### INSTRUCTIONS
#1 According to the article on Sun's push into small and midsize enterprises, what kind of products will make up a big part of that push?
#2 Continue the article on Sun's push into small and midsize enterprises from where it stops.

### SUPPLIED PASSAGE
════════════════════

That market, which Sun calls the small and midsize enterprise (SME) space, is huge but has been largely ignored by Sun in the past, said Gary Grimes, the company's vice president of partner management and sales operations.

That has to change, and Sun will do it with channel partners, Grimes said.

"I think you can anticipate that we'll be doing a lot of work . . . over the next few months to try and put together a proposition for partners that makes sense there," he said.

A big part of Sun's SME push will come from new Intel-based servers running the Linux operating system the company plans to release in the near future, Grimes said. "That's a market that's best served by working through partners," he said.

Whether that means Sun will look to recruit solution partners for the SME space remains to be seen, Grimes said. The SME solution provider doesn't fit the profile of Sun's traditional partners, which typically focus on consulting and building infrastructures. "If they're not ready, willing or able to pick it up, then obviously we're going to have to think about expansion in some fashion," he said.

>> Sun looking to work with small VARs or drive more business to larger ones--or a combination of both.
>> Push revolves around Intel-based servers and Linux.

>> Some see move as continuation of battle with Microsoft.


Masood Jabbar, executive vice president of global sales operations at Sun, said he sees opportunity in opening up to smaller solution providers.

"It'll probably be a mix of some of our current solution providers [and verticals that are actually fairly large in terms of their coverage model," Jabbar said. "They have the knowledge, the depth and breadth, as well as the reach towards the small and midsize enterprises. So it'll be a combination of vertical specialists plus the smaller solution providers playing [in niches."

Sun's moves into the Linux space will be interesting, said Ed Gogol, director of enterprise systems at Solarcom, a Norcross, Ga.-based solution provider.

"We see Linux mainly for Web servers. Lots of them. It might make sense to replace them with Sun," Gogol said.

════════════════════

### GIVEN DATA
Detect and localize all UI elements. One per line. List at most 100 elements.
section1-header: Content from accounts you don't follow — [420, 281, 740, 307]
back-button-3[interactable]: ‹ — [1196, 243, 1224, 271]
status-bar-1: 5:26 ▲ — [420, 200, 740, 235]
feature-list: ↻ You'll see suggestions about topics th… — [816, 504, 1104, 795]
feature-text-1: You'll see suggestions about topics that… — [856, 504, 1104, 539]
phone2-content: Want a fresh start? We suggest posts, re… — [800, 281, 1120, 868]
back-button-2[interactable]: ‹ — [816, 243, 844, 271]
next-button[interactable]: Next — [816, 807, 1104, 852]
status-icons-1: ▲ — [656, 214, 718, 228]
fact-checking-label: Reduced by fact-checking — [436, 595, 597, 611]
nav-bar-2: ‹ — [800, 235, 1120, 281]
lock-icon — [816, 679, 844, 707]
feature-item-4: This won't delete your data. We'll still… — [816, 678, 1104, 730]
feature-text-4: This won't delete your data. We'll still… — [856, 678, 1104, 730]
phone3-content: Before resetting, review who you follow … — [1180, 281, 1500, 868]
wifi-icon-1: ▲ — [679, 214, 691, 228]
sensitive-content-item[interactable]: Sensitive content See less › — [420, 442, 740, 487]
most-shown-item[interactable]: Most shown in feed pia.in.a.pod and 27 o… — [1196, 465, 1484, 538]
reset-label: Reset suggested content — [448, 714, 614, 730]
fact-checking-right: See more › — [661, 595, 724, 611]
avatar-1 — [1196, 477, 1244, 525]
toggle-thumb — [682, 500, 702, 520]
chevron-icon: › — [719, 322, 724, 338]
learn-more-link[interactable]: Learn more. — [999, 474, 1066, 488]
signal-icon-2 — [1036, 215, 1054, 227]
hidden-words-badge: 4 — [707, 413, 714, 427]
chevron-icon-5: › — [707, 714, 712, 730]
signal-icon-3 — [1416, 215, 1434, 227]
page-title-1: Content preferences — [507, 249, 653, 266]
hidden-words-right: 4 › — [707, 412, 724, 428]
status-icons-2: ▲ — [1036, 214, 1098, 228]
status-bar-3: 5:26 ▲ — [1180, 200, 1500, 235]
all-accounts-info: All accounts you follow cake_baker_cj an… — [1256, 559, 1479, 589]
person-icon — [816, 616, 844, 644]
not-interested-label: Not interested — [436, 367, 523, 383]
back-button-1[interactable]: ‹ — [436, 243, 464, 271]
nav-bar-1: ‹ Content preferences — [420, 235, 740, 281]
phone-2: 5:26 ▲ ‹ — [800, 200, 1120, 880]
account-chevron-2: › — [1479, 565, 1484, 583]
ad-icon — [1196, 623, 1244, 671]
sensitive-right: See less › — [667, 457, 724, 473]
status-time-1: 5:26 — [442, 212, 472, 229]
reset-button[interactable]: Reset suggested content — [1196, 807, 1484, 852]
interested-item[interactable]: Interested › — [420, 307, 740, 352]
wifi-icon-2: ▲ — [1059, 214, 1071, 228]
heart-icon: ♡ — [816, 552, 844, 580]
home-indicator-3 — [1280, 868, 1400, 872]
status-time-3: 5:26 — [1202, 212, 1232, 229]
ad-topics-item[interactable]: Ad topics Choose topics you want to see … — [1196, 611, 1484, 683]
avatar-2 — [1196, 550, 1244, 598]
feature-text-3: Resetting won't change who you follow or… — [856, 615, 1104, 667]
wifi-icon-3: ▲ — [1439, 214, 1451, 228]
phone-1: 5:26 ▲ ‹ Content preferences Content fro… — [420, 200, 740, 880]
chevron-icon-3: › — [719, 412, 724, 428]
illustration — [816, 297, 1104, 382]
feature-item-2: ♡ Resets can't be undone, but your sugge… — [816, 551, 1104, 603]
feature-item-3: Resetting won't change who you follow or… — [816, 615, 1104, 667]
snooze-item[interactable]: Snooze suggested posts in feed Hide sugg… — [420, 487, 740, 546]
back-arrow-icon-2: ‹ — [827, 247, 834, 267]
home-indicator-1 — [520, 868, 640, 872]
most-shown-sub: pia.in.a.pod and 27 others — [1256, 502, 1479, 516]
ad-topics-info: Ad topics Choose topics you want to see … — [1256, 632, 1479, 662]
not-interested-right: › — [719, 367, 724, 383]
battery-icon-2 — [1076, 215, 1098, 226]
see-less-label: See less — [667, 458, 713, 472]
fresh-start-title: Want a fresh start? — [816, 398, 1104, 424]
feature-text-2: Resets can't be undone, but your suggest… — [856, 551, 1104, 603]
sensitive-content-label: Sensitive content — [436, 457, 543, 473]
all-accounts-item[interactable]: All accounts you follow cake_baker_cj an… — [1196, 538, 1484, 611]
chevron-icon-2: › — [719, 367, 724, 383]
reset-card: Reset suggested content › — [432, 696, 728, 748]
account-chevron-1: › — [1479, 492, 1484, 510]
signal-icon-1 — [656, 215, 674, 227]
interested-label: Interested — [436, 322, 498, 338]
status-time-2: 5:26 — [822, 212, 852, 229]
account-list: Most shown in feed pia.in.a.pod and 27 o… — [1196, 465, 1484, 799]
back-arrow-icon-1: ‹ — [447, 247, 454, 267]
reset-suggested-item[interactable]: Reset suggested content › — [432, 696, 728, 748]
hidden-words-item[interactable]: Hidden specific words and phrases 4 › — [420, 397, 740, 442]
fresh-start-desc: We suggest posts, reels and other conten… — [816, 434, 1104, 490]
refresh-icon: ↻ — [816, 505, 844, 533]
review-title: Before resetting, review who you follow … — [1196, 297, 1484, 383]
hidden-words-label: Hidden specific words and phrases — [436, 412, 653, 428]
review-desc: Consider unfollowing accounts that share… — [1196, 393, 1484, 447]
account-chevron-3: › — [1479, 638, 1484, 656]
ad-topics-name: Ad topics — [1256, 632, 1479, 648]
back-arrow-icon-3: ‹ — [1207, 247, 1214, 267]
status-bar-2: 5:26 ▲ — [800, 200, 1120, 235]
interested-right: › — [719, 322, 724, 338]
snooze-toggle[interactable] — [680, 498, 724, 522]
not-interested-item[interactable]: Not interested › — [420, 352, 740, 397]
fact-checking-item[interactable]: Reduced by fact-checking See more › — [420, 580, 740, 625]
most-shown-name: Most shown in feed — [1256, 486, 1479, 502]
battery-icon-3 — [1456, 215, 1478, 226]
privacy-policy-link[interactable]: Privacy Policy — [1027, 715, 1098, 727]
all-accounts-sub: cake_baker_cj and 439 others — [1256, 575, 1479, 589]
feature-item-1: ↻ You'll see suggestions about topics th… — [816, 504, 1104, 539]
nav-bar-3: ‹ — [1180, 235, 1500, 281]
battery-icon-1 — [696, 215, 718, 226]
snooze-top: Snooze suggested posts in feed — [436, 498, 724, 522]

════════════════════

### ANSWERS TO EACH TASK
#1 New Intel-based servers running the Linux operating system.

#2
Sun has to move into the SME space, and its current solution providers can sell the vendor's products there. Still, most won't because the margins aren't there, said Jamie Holzkamp, director of Sun systems and services at Forsythe Solutions Group, Skokie, Ill.

Even so, Holzkamp praised Sun's SME efforts,even the vendor's signing of direct marketers such as Insight Enterprises and CDW Computer Centers,as a way to battle Microsoft.

"Sun's problem is incursions in the low end of the Sun space by Microsoft," Holzkamp said. "They can't hit those low prices. The move to CDW and Insight was something they needed to do," he said. "Sun is a scrappy fighter. But it's seeing its hold on the Unix space being eaten away. So CDW doesn't hurt us. It may help, because it might help Unix get a foothold in such customers. If those customers want to migrate upstream, they can move to the traditional channel, at least in theory."

Small businesses tend to consume as much time as enterprise customers, said Jim Quasius, executive vice president at Gateway Computer Associates, a St. Petersburg, Fla.-based Sun solution provider. "We once did a $20,000 security solution and spent more time than normal, just to make $5,000," he said. "But the customer is happy, and referenceable. It could lead to future business."

Sun executives in February said the vendor would enter the "Lintel" space with a series of Intel-based servers running Linux. Although the company has yet to unveil the products, plans for the their manufacturing and launch are already in place.

The SME space in the United States is "probably the single-largest GDP on the planet, if you want to measure it in GDP terms," Jabbar said. "And it's obviously attractive to us. It is being dominated by either time sharing or very small VARs who are very application-specific."